▸ Short problem:
Look for the string "Thiên" in every line, and copy each line that has it.

## begin Provided material

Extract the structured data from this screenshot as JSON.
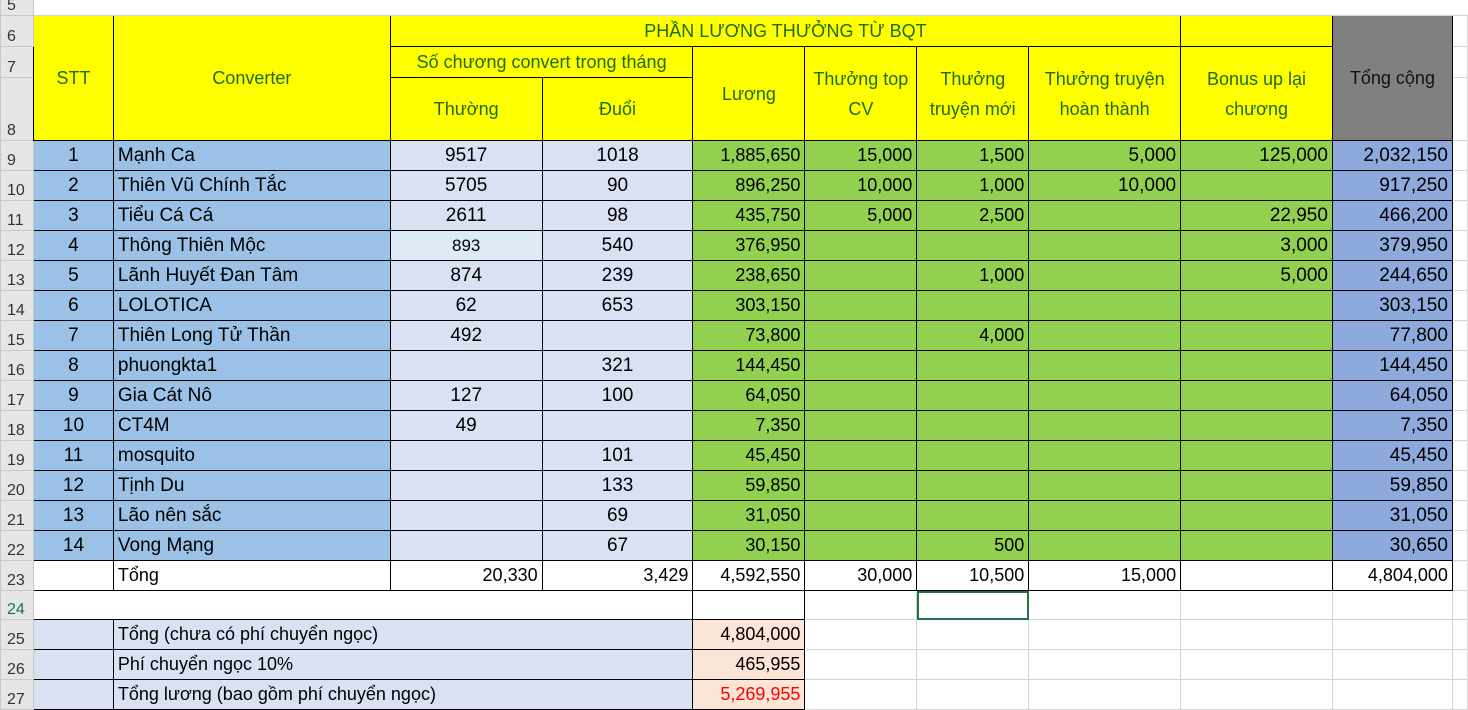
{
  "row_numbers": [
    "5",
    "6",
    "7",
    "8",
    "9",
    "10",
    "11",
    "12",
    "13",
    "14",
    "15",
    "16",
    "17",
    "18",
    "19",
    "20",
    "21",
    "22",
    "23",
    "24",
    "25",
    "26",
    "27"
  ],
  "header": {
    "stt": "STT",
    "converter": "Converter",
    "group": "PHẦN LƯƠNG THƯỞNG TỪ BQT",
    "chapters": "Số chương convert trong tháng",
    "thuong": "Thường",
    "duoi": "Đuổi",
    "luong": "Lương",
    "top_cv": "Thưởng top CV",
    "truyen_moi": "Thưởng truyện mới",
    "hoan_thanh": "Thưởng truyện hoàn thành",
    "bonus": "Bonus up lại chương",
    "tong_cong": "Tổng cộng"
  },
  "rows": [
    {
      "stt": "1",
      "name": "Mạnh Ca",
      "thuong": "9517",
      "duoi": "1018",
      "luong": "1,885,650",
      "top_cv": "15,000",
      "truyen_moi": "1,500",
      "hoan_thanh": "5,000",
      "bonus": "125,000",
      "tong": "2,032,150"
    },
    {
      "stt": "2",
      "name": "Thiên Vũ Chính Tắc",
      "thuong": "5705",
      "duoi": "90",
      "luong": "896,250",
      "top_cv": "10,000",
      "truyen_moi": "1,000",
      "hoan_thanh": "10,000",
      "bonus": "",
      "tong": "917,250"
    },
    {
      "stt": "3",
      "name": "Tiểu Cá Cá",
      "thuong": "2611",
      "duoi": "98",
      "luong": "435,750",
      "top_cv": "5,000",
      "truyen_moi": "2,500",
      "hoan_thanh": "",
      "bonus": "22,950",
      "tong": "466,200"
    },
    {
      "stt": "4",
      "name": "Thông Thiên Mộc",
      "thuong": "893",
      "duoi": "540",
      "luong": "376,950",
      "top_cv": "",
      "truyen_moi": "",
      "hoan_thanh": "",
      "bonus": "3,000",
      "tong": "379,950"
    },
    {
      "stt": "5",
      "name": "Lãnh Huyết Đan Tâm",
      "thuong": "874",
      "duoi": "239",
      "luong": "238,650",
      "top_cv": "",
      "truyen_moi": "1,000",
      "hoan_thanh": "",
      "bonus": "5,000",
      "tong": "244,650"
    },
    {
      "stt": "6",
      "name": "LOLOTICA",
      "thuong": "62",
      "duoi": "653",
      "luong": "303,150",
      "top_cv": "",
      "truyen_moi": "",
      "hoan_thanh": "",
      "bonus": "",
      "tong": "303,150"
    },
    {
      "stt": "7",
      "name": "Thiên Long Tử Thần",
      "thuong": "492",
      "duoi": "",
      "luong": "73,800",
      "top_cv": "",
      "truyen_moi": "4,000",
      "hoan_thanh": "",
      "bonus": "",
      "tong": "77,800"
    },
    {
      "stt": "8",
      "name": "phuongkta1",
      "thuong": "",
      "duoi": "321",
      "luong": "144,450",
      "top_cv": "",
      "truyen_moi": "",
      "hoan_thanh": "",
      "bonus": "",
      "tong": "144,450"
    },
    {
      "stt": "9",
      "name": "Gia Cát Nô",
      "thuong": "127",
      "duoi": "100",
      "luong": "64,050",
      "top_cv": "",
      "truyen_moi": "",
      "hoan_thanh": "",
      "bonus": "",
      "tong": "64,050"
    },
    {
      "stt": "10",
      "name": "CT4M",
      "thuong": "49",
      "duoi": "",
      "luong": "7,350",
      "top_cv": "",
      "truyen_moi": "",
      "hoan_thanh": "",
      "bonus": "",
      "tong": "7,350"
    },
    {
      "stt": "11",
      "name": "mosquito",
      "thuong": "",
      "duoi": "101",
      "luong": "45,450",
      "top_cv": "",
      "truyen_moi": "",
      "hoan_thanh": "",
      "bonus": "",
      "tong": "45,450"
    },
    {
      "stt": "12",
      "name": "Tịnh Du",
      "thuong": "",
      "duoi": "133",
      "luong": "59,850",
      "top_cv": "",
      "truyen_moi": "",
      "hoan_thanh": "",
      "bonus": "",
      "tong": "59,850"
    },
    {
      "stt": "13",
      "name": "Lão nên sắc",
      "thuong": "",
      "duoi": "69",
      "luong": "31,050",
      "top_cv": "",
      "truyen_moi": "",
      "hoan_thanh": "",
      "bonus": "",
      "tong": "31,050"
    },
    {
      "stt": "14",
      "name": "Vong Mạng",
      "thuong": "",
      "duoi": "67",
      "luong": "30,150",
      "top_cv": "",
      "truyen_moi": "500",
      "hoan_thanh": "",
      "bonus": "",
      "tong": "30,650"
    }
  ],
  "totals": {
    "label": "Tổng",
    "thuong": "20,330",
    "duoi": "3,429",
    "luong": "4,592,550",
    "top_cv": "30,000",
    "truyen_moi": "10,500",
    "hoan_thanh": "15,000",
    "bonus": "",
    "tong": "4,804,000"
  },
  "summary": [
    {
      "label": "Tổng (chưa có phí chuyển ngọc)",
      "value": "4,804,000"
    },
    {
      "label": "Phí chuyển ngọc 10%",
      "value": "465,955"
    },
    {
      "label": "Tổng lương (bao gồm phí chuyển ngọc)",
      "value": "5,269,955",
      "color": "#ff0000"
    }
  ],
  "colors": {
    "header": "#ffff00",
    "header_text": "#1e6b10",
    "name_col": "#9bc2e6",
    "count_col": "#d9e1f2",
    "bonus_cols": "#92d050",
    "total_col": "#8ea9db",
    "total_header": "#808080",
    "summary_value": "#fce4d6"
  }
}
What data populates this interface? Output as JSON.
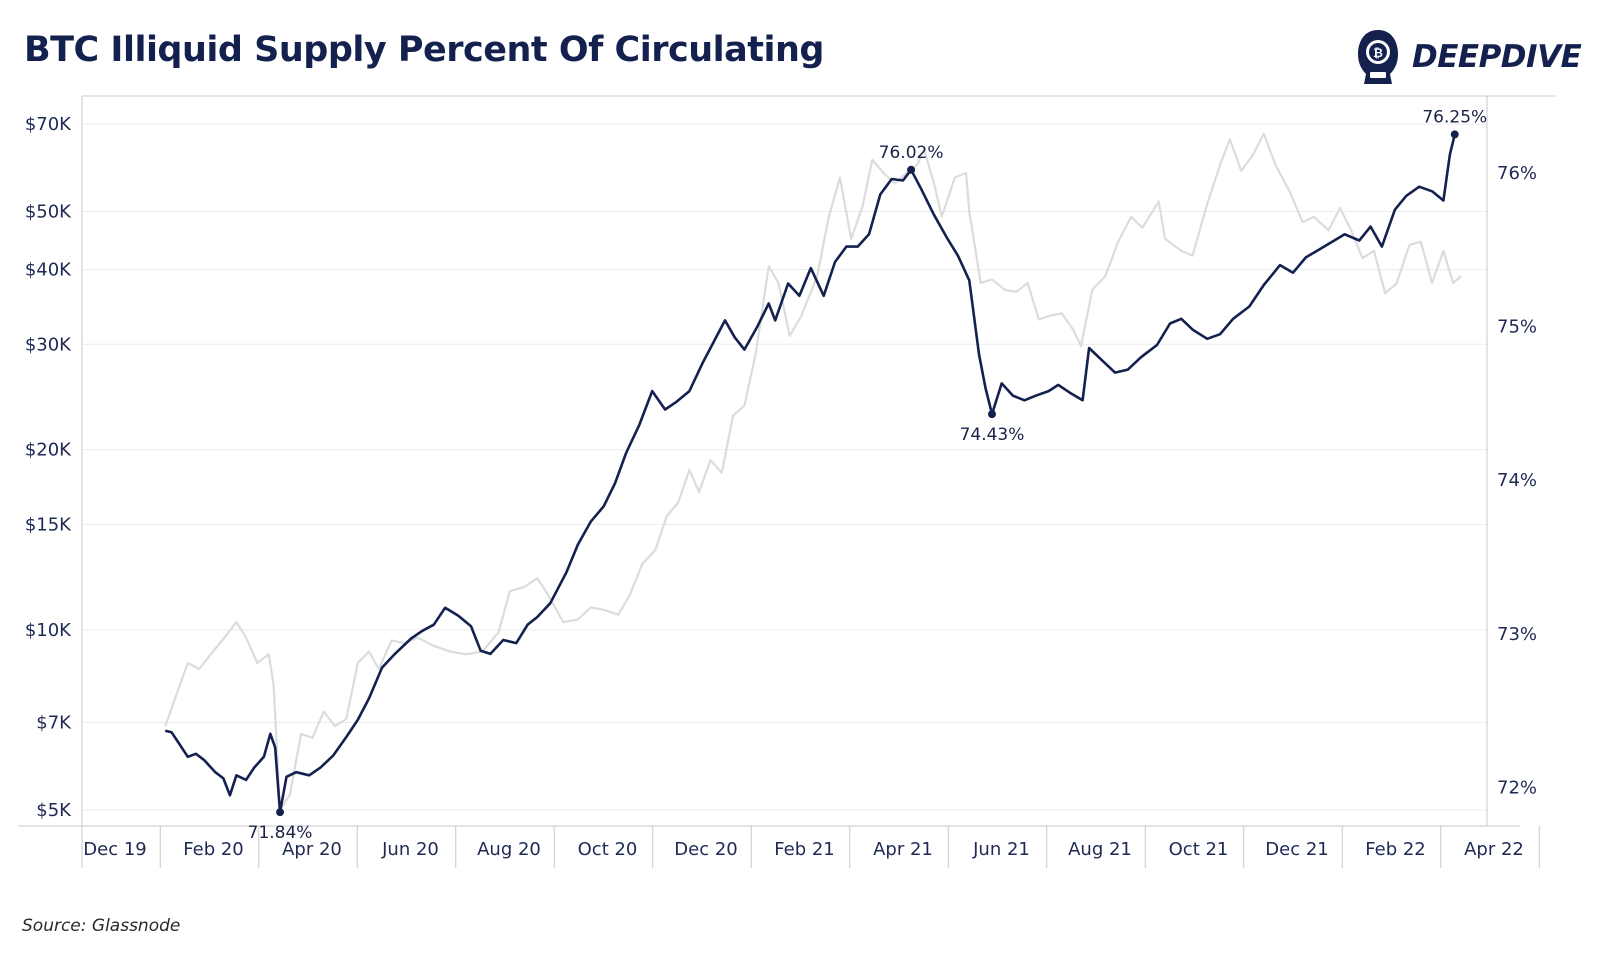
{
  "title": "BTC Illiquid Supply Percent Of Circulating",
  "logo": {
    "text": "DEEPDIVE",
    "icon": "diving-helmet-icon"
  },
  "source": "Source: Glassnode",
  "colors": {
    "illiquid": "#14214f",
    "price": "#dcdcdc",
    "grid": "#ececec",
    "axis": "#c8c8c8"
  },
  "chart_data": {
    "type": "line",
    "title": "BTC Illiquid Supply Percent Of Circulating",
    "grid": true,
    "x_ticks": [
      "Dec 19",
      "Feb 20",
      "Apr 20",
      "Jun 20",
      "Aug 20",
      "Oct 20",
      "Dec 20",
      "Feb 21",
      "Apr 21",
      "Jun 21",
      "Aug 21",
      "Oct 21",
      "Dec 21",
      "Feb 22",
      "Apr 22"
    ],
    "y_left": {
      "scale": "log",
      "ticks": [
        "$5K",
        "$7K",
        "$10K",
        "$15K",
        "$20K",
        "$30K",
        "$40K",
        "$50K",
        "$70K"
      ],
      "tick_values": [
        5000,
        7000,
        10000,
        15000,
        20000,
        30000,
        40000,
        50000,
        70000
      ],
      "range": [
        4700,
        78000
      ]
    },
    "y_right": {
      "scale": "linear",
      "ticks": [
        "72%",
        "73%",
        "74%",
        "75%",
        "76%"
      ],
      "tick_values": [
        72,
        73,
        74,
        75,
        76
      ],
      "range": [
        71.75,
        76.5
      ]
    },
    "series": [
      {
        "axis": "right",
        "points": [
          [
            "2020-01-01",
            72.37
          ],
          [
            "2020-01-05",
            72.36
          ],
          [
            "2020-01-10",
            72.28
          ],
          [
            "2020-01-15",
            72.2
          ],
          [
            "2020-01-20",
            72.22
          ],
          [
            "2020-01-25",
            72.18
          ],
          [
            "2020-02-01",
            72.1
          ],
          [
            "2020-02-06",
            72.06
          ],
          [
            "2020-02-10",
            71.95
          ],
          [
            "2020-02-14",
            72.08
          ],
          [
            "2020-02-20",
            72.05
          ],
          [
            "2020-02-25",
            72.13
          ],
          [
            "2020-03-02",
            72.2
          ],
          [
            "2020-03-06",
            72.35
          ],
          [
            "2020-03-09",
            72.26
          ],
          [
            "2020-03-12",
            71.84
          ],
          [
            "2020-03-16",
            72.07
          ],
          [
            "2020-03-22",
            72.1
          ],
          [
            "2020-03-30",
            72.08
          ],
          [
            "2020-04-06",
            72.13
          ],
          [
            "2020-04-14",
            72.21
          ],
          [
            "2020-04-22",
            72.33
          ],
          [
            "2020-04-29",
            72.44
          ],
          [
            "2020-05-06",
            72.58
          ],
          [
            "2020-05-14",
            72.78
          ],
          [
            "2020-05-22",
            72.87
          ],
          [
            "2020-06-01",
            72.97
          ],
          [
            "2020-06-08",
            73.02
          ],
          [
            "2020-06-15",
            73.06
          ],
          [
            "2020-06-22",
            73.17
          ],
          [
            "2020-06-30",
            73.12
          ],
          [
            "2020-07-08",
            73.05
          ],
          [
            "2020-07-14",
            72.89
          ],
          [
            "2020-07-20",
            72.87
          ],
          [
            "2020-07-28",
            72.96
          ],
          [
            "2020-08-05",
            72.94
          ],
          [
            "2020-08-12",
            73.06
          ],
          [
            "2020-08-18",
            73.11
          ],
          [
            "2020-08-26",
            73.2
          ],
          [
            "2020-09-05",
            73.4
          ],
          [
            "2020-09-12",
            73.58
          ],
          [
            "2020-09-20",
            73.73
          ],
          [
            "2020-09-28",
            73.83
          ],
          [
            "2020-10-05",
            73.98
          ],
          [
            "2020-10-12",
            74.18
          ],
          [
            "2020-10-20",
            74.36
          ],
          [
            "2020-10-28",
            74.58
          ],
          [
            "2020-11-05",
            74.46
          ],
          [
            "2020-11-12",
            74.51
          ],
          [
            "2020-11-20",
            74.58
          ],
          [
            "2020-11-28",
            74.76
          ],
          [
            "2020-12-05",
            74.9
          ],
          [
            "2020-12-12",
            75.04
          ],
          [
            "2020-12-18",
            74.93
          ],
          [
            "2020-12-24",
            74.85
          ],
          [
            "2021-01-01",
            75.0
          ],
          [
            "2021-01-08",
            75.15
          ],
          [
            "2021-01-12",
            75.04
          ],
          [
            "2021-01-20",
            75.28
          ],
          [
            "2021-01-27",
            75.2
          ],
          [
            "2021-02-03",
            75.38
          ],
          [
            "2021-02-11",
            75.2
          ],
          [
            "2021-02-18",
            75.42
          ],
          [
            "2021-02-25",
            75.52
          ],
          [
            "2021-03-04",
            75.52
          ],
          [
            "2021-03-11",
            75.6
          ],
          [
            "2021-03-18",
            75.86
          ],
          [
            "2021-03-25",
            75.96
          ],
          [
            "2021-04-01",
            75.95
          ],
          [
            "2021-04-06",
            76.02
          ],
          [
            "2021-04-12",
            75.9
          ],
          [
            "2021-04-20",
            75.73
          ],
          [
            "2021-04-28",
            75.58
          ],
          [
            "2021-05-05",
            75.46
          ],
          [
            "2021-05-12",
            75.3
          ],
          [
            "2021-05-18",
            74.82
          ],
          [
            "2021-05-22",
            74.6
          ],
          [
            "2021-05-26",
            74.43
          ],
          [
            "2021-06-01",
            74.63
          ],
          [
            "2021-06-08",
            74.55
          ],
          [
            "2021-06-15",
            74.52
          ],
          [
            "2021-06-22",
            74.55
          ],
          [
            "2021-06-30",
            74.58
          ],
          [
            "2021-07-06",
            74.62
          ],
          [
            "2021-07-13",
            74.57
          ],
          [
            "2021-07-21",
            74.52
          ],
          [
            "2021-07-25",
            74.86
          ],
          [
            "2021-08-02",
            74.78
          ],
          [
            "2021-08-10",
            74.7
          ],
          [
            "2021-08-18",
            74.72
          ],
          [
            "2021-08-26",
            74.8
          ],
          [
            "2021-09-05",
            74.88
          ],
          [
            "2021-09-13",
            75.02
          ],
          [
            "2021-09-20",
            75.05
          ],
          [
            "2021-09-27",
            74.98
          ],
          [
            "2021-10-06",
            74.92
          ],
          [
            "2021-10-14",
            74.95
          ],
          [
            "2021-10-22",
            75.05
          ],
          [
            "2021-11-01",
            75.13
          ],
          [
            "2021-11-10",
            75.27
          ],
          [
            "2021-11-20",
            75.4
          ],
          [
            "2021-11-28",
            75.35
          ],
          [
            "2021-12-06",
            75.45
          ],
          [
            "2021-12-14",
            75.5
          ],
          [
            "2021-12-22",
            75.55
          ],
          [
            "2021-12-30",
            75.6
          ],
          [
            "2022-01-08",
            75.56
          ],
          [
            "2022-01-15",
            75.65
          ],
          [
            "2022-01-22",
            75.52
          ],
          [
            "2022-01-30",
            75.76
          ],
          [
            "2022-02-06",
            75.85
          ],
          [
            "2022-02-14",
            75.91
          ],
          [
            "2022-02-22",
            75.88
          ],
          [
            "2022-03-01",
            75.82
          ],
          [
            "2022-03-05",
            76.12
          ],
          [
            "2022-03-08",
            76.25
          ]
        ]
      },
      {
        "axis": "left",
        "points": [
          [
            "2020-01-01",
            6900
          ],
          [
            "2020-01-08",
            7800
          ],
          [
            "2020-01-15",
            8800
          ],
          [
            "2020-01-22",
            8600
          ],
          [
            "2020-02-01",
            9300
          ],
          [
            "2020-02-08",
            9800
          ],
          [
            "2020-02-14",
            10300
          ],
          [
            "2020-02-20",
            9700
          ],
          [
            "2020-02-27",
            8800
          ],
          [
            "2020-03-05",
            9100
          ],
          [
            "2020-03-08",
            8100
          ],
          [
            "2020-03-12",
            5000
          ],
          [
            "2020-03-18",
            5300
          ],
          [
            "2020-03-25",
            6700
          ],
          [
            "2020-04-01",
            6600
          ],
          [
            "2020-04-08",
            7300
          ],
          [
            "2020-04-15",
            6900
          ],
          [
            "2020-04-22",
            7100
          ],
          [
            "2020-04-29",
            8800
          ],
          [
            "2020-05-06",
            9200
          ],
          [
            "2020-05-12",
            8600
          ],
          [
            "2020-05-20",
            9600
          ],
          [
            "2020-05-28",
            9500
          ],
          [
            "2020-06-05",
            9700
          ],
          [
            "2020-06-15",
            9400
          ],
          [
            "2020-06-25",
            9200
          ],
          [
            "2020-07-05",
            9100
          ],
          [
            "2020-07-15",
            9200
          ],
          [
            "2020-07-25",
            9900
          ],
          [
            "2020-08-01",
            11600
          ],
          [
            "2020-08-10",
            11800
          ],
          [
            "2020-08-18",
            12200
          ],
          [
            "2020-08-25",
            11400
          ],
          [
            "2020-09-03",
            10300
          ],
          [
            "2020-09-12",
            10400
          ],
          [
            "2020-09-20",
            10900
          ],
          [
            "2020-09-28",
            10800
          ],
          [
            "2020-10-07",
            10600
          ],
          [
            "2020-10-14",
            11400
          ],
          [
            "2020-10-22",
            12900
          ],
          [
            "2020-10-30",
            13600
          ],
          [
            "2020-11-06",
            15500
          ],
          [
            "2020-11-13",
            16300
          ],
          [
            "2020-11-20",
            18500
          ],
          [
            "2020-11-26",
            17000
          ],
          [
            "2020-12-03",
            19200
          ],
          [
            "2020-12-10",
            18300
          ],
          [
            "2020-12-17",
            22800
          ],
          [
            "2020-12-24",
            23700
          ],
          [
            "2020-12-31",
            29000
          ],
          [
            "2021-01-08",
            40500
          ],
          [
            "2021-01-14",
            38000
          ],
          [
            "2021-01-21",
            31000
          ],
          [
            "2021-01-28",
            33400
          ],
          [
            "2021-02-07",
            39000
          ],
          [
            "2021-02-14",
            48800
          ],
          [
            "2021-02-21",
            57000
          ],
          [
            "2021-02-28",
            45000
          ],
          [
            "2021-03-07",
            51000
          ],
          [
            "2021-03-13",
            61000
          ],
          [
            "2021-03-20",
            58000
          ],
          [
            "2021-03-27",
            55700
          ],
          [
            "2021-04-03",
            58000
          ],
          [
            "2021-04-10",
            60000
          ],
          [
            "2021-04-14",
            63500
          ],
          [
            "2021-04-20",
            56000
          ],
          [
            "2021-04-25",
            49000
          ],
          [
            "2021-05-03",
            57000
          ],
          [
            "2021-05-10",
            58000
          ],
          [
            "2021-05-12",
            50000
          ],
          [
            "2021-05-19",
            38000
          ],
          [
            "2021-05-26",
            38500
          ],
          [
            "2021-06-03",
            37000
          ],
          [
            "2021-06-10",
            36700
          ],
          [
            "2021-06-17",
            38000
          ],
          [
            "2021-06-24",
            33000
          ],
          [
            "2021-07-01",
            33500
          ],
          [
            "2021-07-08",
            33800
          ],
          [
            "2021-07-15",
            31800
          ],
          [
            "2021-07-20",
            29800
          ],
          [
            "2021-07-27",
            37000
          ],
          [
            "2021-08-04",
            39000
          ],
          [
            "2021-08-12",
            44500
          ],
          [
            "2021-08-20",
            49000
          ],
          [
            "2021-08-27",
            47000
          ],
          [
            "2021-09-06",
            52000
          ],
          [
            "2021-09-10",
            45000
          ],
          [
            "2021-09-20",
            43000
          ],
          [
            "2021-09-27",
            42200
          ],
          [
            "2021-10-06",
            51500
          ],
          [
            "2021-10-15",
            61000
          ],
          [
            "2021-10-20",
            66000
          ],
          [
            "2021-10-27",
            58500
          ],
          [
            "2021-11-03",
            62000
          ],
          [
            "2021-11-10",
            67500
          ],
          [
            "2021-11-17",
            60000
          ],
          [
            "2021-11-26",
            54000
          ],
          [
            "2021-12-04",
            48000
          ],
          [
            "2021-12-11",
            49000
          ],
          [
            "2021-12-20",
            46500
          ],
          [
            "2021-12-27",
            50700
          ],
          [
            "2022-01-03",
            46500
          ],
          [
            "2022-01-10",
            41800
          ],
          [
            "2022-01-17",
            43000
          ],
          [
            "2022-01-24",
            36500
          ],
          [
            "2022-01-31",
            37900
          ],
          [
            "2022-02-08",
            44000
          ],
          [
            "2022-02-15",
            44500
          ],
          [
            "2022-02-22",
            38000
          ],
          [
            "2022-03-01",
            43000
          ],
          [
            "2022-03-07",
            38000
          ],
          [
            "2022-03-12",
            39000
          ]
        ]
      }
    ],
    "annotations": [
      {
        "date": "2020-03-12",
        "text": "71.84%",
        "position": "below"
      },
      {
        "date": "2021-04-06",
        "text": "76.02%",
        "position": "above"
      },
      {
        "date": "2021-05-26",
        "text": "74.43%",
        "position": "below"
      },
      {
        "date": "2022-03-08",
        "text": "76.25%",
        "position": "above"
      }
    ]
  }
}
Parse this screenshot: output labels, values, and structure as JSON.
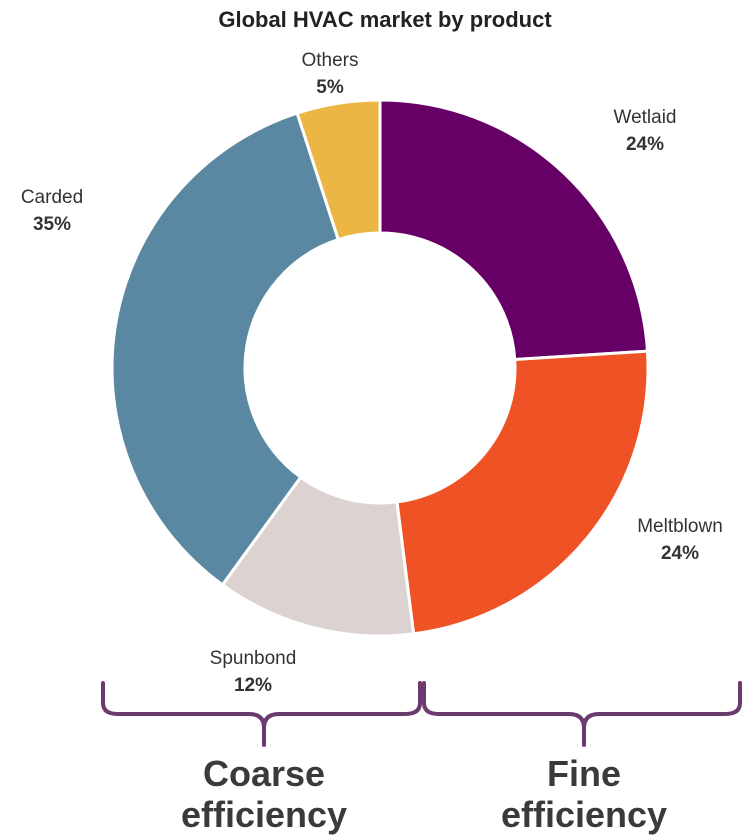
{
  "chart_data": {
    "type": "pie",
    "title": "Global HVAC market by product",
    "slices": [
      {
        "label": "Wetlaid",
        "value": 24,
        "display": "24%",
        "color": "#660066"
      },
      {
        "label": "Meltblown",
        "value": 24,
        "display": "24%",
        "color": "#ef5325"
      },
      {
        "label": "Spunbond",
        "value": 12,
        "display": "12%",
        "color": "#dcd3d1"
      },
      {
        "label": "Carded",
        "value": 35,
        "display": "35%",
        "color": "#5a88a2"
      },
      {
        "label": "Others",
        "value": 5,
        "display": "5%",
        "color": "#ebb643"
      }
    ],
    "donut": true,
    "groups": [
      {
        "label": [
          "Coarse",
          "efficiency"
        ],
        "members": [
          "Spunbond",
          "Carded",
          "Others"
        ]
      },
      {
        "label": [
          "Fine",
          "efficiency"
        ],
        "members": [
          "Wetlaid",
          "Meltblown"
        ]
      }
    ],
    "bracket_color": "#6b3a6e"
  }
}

## end Provided material

▸ In response:
      "name": "Thiên Vũ Chính Tắc",
      "name": "Thông Thiên Mộc",
      "name": "Thiên Long Tử Thần",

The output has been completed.